======== RAW DATA

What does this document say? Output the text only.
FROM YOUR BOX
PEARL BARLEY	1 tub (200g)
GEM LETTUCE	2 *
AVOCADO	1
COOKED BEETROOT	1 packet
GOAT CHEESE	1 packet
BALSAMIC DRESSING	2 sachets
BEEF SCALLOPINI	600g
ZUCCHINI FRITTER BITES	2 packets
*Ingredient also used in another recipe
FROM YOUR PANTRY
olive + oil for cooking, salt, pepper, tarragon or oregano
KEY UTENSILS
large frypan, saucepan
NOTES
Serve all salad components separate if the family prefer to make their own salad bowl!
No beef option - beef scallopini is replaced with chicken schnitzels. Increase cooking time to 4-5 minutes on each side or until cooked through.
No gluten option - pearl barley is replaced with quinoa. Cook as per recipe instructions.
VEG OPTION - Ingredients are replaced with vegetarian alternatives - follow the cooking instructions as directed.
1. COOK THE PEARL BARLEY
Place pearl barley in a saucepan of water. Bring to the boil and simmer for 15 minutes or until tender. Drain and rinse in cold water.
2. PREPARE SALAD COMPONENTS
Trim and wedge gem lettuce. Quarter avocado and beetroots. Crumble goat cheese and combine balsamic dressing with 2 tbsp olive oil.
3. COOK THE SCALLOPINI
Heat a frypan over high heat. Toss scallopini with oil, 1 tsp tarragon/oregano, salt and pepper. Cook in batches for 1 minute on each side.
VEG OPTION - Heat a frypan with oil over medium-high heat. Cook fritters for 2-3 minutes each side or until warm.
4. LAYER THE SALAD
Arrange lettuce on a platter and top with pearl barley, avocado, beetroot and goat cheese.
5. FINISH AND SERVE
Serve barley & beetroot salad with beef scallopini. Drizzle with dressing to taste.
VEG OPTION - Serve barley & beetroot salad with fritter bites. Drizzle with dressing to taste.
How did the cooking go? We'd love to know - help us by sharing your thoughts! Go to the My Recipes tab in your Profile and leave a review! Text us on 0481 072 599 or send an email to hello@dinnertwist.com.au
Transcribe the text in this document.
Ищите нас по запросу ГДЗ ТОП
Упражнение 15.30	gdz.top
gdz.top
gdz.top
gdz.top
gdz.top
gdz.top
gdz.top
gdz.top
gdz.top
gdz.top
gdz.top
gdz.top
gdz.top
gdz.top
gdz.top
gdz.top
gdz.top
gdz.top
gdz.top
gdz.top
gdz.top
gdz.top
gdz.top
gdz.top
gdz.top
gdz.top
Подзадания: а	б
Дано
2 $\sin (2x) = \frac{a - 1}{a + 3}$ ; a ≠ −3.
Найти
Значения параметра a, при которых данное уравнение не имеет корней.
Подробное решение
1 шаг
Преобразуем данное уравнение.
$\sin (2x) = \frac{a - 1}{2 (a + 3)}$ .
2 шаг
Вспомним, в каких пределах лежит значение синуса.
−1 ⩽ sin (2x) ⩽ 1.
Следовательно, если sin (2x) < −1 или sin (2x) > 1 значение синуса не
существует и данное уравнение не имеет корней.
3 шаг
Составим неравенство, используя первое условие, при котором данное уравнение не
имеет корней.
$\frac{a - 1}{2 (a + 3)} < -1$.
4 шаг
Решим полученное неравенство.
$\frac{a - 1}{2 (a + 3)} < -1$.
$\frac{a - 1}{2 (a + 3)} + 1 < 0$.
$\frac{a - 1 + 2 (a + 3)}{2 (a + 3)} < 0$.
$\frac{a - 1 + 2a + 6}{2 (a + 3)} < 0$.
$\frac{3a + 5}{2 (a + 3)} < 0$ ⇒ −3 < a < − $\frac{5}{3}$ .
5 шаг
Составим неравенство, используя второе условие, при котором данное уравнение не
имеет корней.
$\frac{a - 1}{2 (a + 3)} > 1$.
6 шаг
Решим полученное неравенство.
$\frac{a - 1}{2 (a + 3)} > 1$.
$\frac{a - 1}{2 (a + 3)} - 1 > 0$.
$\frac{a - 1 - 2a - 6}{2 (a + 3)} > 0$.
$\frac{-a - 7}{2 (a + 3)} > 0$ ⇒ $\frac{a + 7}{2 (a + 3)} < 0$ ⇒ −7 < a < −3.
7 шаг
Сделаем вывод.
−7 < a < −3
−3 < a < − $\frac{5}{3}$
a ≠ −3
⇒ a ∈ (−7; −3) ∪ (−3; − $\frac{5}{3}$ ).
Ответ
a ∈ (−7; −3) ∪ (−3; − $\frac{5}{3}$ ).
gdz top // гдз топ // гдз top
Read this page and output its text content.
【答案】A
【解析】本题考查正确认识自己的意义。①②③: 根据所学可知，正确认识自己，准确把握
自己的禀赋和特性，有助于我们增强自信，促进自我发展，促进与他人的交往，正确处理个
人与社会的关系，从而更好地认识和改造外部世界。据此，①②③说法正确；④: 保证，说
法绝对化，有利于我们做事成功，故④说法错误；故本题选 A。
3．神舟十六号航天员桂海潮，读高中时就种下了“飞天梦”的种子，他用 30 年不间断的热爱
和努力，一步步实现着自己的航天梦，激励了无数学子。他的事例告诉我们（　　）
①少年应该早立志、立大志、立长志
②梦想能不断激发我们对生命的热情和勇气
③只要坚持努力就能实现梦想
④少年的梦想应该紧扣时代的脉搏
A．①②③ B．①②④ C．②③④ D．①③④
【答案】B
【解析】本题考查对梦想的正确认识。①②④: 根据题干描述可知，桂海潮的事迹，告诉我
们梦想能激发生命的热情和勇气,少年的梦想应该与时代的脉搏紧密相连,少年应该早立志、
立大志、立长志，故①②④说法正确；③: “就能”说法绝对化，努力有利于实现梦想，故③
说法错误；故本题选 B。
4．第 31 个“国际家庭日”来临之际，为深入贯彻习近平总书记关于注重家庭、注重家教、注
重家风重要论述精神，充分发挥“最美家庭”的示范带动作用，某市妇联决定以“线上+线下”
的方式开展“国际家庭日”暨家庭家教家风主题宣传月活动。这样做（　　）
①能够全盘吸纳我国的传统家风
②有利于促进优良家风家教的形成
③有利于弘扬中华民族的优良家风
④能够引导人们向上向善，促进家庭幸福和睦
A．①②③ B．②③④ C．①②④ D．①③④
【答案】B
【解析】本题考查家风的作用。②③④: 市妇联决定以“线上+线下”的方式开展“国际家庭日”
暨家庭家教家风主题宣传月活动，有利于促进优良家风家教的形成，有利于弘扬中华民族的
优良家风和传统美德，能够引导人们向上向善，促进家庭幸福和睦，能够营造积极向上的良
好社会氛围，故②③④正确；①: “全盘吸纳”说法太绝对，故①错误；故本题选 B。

================

DIRECTIVE: In the listing above, find the lines holding the word "国际家庭日" and copy them.

TASK RESULT:
4．第 31 个“国际家庭日”来临之际，为深入贯彻习近平总书记关于注重家庭、注重家教、注
的方式开展“国际家庭日”暨家庭家教家风主题宣传月活动。这样做（　　）
【解析】本题考查家风的作用。②③④: 市妇联决定以“线上+线下”的方式开展“国际家庭日”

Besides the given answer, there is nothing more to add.